— BEGIN Data supplied —
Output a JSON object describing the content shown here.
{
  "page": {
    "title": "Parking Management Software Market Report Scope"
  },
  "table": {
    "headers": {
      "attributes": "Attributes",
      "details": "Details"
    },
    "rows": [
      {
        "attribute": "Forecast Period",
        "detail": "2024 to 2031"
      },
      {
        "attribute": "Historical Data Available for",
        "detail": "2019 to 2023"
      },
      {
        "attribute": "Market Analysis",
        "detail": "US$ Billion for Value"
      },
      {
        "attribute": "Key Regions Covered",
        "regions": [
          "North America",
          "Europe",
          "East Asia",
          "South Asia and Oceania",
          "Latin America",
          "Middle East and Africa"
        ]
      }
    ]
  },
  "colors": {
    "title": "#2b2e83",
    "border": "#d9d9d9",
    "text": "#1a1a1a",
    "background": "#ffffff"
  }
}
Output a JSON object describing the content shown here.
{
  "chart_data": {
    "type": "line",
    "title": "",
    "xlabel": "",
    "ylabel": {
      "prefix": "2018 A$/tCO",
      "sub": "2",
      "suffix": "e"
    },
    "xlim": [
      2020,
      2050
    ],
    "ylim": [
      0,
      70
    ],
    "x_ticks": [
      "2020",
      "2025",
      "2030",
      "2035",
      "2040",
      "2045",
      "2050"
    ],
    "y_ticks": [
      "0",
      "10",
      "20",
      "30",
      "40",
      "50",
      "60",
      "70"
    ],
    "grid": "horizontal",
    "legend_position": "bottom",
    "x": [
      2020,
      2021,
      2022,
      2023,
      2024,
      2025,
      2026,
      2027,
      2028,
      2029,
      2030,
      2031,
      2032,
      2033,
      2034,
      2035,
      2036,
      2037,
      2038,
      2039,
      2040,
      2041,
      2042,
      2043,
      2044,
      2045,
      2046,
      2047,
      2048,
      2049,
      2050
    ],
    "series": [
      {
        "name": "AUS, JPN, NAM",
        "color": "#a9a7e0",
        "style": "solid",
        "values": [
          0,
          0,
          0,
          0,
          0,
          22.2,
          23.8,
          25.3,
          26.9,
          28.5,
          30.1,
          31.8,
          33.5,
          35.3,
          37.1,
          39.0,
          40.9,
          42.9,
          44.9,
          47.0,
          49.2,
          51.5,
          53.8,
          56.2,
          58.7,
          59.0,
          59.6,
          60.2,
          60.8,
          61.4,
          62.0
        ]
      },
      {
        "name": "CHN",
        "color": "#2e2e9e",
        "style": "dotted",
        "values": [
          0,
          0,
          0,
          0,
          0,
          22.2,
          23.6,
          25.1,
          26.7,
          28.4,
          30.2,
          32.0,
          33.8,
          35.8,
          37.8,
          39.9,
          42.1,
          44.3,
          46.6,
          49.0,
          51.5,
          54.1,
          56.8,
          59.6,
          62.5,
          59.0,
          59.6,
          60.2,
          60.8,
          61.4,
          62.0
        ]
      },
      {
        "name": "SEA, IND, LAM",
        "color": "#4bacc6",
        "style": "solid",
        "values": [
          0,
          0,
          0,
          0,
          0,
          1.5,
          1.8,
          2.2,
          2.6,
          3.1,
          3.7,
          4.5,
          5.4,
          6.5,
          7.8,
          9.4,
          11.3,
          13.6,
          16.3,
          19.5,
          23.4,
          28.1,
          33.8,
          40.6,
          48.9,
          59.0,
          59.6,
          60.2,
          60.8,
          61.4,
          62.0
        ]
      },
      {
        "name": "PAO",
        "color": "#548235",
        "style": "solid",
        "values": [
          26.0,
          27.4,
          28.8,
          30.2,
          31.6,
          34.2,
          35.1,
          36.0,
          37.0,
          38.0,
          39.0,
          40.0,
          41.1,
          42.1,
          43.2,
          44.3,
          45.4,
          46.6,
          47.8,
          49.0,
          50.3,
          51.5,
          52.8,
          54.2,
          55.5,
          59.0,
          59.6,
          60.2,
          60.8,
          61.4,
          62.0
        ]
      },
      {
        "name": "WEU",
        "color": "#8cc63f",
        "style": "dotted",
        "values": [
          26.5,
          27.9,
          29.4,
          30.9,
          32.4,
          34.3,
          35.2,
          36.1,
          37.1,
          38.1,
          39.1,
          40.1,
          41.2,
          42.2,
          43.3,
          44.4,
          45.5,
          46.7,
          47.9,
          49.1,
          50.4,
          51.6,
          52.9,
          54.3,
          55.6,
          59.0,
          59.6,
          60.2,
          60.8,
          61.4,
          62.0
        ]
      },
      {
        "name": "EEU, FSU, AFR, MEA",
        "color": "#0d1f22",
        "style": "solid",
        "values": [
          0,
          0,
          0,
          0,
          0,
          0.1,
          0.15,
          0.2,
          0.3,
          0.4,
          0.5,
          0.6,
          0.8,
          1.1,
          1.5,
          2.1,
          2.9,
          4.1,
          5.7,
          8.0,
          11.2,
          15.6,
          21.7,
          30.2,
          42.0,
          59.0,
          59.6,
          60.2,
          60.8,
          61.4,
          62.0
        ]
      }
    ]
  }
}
— END Data supplied —
— BEGIN Data supplied —
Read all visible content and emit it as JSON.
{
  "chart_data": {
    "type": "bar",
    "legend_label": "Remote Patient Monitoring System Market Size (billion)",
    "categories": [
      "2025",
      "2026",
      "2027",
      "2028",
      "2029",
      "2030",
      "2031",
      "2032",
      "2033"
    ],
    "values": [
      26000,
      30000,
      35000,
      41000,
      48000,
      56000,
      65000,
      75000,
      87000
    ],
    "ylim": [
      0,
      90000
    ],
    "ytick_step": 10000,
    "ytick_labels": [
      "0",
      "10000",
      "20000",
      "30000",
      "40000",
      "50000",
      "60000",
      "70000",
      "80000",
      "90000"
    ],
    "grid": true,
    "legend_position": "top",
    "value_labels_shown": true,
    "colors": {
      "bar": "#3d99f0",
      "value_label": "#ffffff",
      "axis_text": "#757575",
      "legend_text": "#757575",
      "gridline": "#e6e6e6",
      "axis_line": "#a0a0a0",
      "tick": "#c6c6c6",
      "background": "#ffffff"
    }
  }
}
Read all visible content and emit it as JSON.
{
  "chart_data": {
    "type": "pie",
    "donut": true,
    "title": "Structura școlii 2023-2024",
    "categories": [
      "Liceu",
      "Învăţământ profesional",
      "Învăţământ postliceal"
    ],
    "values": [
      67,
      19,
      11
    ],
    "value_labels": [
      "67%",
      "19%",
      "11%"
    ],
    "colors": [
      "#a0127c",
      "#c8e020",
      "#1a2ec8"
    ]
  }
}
— END Data supplied —
What the task requires:
Copy whichever lines in the listing above contain the word "name".

Complete answer:
        "name": "AUS, JPN, NAM",
        "name": "CHN",
        "name": "SEA, IND, LAM",
        "name": "PAO",
        "name": "WEU",
        "name": "EEU, FSU, AFR, MEA",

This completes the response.